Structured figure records
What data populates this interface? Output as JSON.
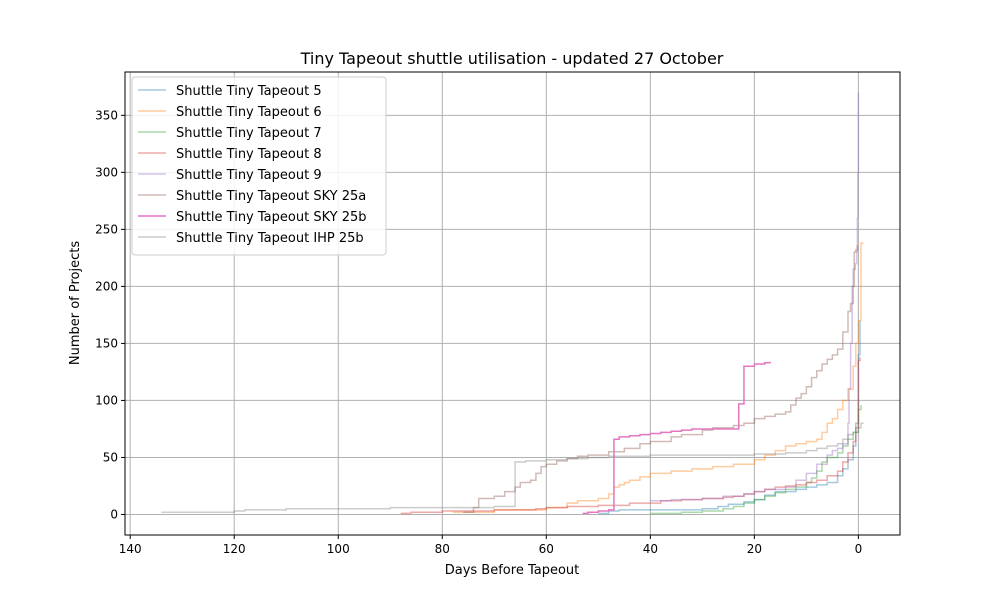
{
  "chart_data": {
    "type": "line",
    "title": "Tiny Tapeout shuttle utilisation - updated 27 October",
    "xlabel": "Days Before Tapeout",
    "ylabel": "Number of Projects",
    "xlim": [
      141,
      -8
    ],
    "ylim": [
      -18,
      388
    ],
    "x_reversed": true,
    "grid": true,
    "legend_position": "top-left",
    "x_ticks": [
      140,
      120,
      100,
      80,
      60,
      40,
      20,
      0
    ],
    "y_ticks": [
      0,
      50,
      100,
      150,
      200,
      250,
      300,
      350
    ],
    "series": [
      {
        "name": "Shuttle Tiny Tapeout 5",
        "color": "#1f77b4",
        "opacity": 0.4,
        "points": [
          [
            50,
            1
          ],
          [
            48,
            3
          ],
          [
            46,
            4
          ],
          [
            40,
            4
          ],
          [
            30,
            5
          ],
          [
            27,
            7
          ],
          [
            25,
            9
          ],
          [
            22,
            11
          ],
          [
            20,
            13
          ],
          [
            18,
            17
          ],
          [
            16,
            20
          ],
          [
            12,
            22
          ],
          [
            10,
            24
          ],
          [
            8,
            26
          ],
          [
            6,
            28
          ],
          [
            4,
            34
          ],
          [
            3,
            40
          ],
          [
            2,
            48
          ],
          [
            1,
            60
          ],
          [
            0.5,
            80
          ],
          [
            0,
            100
          ],
          [
            0,
            140
          ],
          [
            -0.3,
            170
          ]
        ]
      },
      {
        "name": "Shuttle Tiny Tapeout 6",
        "color": "#ff7f0e",
        "opacity": 0.4,
        "points": [
          [
            78,
            2
          ],
          [
            70,
            4
          ],
          [
            60,
            6
          ],
          [
            56,
            10
          ],
          [
            54,
            12
          ],
          [
            50,
            14
          ],
          [
            48,
            14
          ],
          [
            48,
            18
          ],
          [
            47,
            24
          ],
          [
            46,
            26
          ],
          [
            45,
            28
          ],
          [
            44,
            30
          ],
          [
            42,
            33
          ],
          [
            40,
            36
          ],
          [
            36,
            38
          ],
          [
            32,
            40
          ],
          [
            28,
            42
          ],
          [
            24,
            44
          ],
          [
            20,
            48
          ],
          [
            18,
            52
          ],
          [
            16,
            56
          ],
          [
            14,
            60
          ],
          [
            12,
            62
          ],
          [
            10,
            64
          ],
          [
            8,
            66
          ],
          [
            7,
            72
          ],
          [
            6,
            80
          ],
          [
            5,
            84
          ],
          [
            4,
            92
          ],
          [
            3,
            100
          ],
          [
            2,
            110
          ],
          [
            1,
            130
          ],
          [
            0.5,
            150
          ],
          [
            0,
            170
          ],
          [
            -0.5,
            200
          ],
          [
            -0.5,
            238
          ],
          [
            -1,
            238
          ]
        ]
      },
      {
        "name": "Shuttle Tiny Tapeout 7",
        "color": "#2ca02c",
        "opacity": 0.4,
        "points": [
          [
            40,
            1
          ],
          [
            34,
            2
          ],
          [
            30,
            3
          ],
          [
            26,
            5
          ],
          [
            24,
            7
          ],
          [
            22,
            10
          ],
          [
            20,
            13
          ],
          [
            18,
            16
          ],
          [
            16,
            19
          ],
          [
            14,
            22
          ],
          [
            12,
            24
          ],
          [
            10,
            28
          ],
          [
            9,
            32
          ],
          [
            8,
            38
          ],
          [
            7,
            46
          ],
          [
            6,
            50
          ],
          [
            4,
            54
          ],
          [
            3,
            60
          ],
          [
            2,
            66
          ],
          [
            1,
            72
          ],
          [
            0,
            88
          ],
          [
            0,
            92
          ],
          [
            -0.5,
            96
          ]
        ]
      },
      {
        "name": "Shuttle Tiny Tapeout 8",
        "color": "#d62728",
        "opacity": 0.4,
        "points": [
          [
            88,
            1
          ],
          [
            86,
            2
          ],
          [
            80,
            3
          ],
          [
            70,
            4
          ],
          [
            62,
            5
          ],
          [
            60,
            6
          ],
          [
            56,
            7
          ],
          [
            50,
            8
          ],
          [
            44,
            10
          ],
          [
            38,
            12
          ],
          [
            34,
            13
          ],
          [
            30,
            14
          ],
          [
            26,
            15
          ],
          [
            24,
            16
          ],
          [
            22,
            18
          ],
          [
            20,
            20
          ],
          [
            18,
            22
          ],
          [
            16,
            24
          ],
          [
            14,
            25
          ],
          [
            12,
            26
          ],
          [
            10,
            28
          ],
          [
            8,
            30
          ],
          [
            6,
            34
          ],
          [
            4,
            38
          ],
          [
            3,
            46
          ],
          [
            2,
            54
          ],
          [
            1,
            64
          ],
          [
            0.5,
            76
          ],
          [
            0,
            90
          ],
          [
            0,
            135
          ],
          [
            -0.3,
            138
          ]
        ]
      },
      {
        "name": "Shuttle Tiny Tapeout 9",
        "color": "#9467bd",
        "opacity": 0.4,
        "points": [
          [
            40,
            12
          ],
          [
            36,
            13
          ],
          [
            30,
            14
          ],
          [
            26,
            16
          ],
          [
            22,
            18
          ],
          [
            20,
            20
          ],
          [
            18,
            22
          ],
          [
            14,
            24
          ],
          [
            12,
            30
          ],
          [
            10,
            36
          ],
          [
            8,
            44
          ],
          [
            6,
            52
          ],
          [
            5,
            56
          ],
          [
            4,
            58
          ],
          [
            3,
            62
          ],
          [
            2,
            80
          ],
          [
            1.8,
            110
          ],
          [
            1.5,
            150
          ],
          [
            1.2,
            200
          ],
          [
            1,
            215
          ],
          [
            0.6,
            220
          ],
          [
            0.3,
            230
          ],
          [
            0.2,
            260
          ],
          [
            0.1,
            300
          ],
          [
            0,
            330
          ],
          [
            0,
            370
          ]
        ]
      },
      {
        "name": "Shuttle Tiny Tapeout SKY 25a",
        "color": "#8c564b",
        "opacity": 0.4,
        "points": [
          [
            76,
            2
          ],
          [
            74,
            6
          ],
          [
            73,
            14
          ],
          [
            70,
            16
          ],
          [
            68,
            20
          ],
          [
            66,
            24
          ],
          [
            65,
            28
          ],
          [
            63,
            30
          ],
          [
            62,
            36
          ],
          [
            61,
            42
          ],
          [
            60,
            44
          ],
          [
            58,
            47
          ],
          [
            56,
            49
          ],
          [
            54,
            51
          ],
          [
            52,
            52
          ],
          [
            50,
            52
          ],
          [
            48,
            55
          ],
          [
            45,
            58
          ],
          [
            42,
            62
          ],
          [
            40,
            64
          ],
          [
            38,
            64
          ],
          [
            36,
            68
          ],
          [
            34,
            70
          ],
          [
            30,
            74
          ],
          [
            28,
            76
          ],
          [
            24,
            78
          ],
          [
            22,
            80
          ],
          [
            20,
            84
          ],
          [
            18,
            86
          ],
          [
            16,
            88
          ],
          [
            14,
            90
          ],
          [
            13,
            96
          ],
          [
            12,
            102
          ],
          [
            11,
            106
          ],
          [
            10,
            112
          ],
          [
            9,
            120
          ],
          [
            8,
            126
          ],
          [
            7,
            132
          ],
          [
            6,
            136
          ],
          [
            5,
            140
          ],
          [
            4,
            145
          ],
          [
            3,
            160
          ],
          [
            2,
            178
          ],
          [
            1.5,
            185
          ],
          [
            1,
            200
          ],
          [
            0.8,
            230
          ],
          [
            0.5,
            232
          ],
          [
            0.2,
            236
          ]
        ]
      },
      {
        "name": "Shuttle Tiny Tapeout SKY 25b",
        "color": "#e377c2",
        "opacity": 1,
        "points": [
          [
            53,
            1
          ],
          [
            52,
            2
          ],
          [
            50,
            3
          ],
          [
            48,
            4
          ],
          [
            47,
            5
          ],
          [
            47,
            66
          ],
          [
            46,
            68
          ],
          [
            44,
            69
          ],
          [
            42,
            70
          ],
          [
            40,
            71
          ],
          [
            38,
            72
          ],
          [
            36,
            73
          ],
          [
            34,
            74
          ],
          [
            32,
            75
          ],
          [
            28,
            75
          ],
          [
            23,
            75
          ],
          [
            23,
            97
          ],
          [
            22,
            100
          ],
          [
            22,
            130
          ],
          [
            20,
            132
          ],
          [
            18,
            133
          ],
          [
            17,
            134
          ]
        ]
      },
      {
        "name": "Shuttle Tiny Tapeout IHP 25b",
        "color": "#7f7f7f",
        "opacity": 0.4,
        "points": [
          [
            134,
            2
          ],
          [
            120,
            3
          ],
          [
            118,
            4
          ],
          [
            110,
            5
          ],
          [
            100,
            5
          ],
          [
            90,
            6
          ],
          [
            80,
            6
          ],
          [
            70,
            7
          ],
          [
            66,
            7
          ],
          [
            66,
            46
          ],
          [
            64,
            47
          ],
          [
            60,
            48
          ],
          [
            56,
            49
          ],
          [
            52,
            50
          ],
          [
            48,
            51
          ],
          [
            44,
            51
          ],
          [
            40,
            52
          ],
          [
            30,
            52
          ],
          [
            20,
            53
          ],
          [
            14,
            54
          ],
          [
            12,
            54
          ],
          [
            10,
            56
          ],
          [
            8,
            58
          ],
          [
            6,
            60
          ],
          [
            4,
            62
          ],
          [
            3,
            66
          ],
          [
            2,
            70
          ],
          [
            1,
            72
          ],
          [
            0,
            76
          ],
          [
            -0.5,
            80
          ],
          [
            -1,
            80
          ]
        ]
      }
    ]
  }
}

**Goal of the exercise**.
Return each line in the records that holds the string "Tiny".

**Solution for this task**.
    "title": "Tiny Tapeout shuttle utilisation - updated 27 October",
        "name": "Shuttle Tiny Tapeout 5",
        "name": "Shuttle Tiny Tapeout 6",
        "name": "Shuttle Tiny Tapeout 7",
        "name": "Shuttle Tiny Tapeout 8",
        "name": "Shuttle Tiny Tapeout 9",
        "name": "Shuttle Tiny Tapeout SKY 25a",
        "name": "Shuttle Tiny Tapeout SKY 25b",
        "name": "Shuttle Tiny Tapeout IHP 25b",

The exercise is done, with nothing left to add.